WHAT YOU ARE ASKED TO DO: Copy each line that holds "connected".

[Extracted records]
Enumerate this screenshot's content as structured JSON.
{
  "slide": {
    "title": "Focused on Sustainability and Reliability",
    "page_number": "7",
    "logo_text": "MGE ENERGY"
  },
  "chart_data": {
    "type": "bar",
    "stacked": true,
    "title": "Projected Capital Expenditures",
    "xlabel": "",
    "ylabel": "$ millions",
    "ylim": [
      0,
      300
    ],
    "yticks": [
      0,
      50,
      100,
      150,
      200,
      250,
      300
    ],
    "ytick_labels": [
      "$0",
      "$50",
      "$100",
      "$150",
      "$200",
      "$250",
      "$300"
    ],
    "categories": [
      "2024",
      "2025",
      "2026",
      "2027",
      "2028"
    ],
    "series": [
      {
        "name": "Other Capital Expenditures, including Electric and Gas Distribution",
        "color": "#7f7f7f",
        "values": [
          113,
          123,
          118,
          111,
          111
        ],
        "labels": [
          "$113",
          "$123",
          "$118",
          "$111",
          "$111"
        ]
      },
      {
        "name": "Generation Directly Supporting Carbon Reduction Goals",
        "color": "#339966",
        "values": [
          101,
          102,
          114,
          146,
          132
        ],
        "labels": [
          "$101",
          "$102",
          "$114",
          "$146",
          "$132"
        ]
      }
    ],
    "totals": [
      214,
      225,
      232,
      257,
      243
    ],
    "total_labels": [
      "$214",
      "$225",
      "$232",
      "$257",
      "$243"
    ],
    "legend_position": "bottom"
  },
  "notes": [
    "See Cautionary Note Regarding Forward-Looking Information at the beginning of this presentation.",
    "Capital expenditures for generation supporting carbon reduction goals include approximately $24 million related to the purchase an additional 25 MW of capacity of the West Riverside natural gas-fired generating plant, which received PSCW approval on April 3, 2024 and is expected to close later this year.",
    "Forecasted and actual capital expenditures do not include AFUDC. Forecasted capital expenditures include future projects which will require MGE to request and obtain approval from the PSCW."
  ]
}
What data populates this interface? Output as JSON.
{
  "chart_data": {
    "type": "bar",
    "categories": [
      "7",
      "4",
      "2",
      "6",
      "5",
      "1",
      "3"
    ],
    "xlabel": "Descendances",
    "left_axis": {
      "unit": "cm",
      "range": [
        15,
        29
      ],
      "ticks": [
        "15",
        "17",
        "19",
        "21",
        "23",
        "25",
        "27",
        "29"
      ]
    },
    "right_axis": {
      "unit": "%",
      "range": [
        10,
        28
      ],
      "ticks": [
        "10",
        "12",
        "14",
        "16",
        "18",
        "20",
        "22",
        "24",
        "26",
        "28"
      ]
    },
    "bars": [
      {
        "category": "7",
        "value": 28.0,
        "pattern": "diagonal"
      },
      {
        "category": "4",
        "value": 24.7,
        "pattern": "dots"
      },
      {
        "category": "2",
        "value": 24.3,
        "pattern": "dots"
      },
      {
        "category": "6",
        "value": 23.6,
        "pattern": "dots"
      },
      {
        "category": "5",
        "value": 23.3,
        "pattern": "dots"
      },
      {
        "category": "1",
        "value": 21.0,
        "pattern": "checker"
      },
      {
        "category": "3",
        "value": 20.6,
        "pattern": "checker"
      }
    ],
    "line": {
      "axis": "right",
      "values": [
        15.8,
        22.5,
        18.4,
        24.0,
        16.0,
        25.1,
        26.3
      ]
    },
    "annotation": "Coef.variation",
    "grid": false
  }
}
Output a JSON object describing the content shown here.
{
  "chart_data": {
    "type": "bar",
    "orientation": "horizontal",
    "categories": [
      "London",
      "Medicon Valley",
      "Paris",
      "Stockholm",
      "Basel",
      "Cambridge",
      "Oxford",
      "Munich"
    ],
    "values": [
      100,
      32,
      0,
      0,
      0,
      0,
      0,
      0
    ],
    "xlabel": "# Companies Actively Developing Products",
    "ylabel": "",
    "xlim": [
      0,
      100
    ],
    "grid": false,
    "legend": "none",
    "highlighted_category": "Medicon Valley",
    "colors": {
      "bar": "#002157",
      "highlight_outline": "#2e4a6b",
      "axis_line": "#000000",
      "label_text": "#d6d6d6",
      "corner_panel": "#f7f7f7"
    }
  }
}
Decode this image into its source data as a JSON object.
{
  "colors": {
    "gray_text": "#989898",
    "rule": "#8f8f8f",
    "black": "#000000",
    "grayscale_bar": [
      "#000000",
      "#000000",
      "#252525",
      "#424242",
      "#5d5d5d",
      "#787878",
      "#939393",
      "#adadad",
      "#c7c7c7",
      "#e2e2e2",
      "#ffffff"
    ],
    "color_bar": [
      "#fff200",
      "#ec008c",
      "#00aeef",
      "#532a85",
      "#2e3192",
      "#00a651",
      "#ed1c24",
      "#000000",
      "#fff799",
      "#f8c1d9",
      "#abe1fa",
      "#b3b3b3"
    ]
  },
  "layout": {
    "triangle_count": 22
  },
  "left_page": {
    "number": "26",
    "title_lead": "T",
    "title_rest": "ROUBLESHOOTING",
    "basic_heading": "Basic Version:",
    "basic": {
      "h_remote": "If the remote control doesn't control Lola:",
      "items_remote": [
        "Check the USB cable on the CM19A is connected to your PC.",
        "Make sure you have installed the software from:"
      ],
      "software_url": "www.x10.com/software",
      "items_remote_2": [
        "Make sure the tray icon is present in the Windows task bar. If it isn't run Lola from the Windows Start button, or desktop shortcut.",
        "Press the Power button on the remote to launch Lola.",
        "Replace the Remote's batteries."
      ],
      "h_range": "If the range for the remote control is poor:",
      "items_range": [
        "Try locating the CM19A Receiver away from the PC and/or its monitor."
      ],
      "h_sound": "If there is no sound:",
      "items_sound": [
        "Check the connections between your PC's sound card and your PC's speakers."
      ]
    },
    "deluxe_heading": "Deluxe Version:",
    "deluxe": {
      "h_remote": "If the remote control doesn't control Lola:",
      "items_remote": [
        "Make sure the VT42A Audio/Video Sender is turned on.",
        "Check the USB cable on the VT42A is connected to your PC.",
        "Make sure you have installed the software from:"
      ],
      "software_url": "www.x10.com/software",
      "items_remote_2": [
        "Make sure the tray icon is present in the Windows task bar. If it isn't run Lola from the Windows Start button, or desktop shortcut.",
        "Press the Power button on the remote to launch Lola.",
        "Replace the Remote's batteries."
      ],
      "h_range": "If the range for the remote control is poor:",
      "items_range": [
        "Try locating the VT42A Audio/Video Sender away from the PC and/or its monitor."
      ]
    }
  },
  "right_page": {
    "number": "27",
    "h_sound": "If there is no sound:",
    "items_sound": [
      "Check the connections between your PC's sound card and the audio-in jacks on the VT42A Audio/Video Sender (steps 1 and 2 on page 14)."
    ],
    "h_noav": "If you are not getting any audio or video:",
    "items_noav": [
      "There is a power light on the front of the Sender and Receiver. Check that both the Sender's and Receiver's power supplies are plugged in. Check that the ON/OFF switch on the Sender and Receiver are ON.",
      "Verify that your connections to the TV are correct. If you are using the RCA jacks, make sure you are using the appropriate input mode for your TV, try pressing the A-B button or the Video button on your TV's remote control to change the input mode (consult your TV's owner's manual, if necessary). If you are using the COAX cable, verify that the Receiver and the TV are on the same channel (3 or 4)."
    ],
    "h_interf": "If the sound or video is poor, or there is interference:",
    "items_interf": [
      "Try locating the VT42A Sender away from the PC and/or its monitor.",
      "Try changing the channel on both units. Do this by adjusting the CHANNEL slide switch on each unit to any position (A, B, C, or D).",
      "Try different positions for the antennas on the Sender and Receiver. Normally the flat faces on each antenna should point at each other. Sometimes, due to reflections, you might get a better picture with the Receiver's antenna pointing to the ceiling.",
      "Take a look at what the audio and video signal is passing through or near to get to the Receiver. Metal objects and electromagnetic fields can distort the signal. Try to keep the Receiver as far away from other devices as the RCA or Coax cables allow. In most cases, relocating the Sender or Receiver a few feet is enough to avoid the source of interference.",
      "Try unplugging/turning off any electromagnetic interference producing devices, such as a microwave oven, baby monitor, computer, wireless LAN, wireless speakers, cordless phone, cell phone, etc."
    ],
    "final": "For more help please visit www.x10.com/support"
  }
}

RESPONSE BELOW:
        "Check the USB cable on the CM19A is connected to your PC.",
        "Check the USB cable on the VT42A is connected to your PC.",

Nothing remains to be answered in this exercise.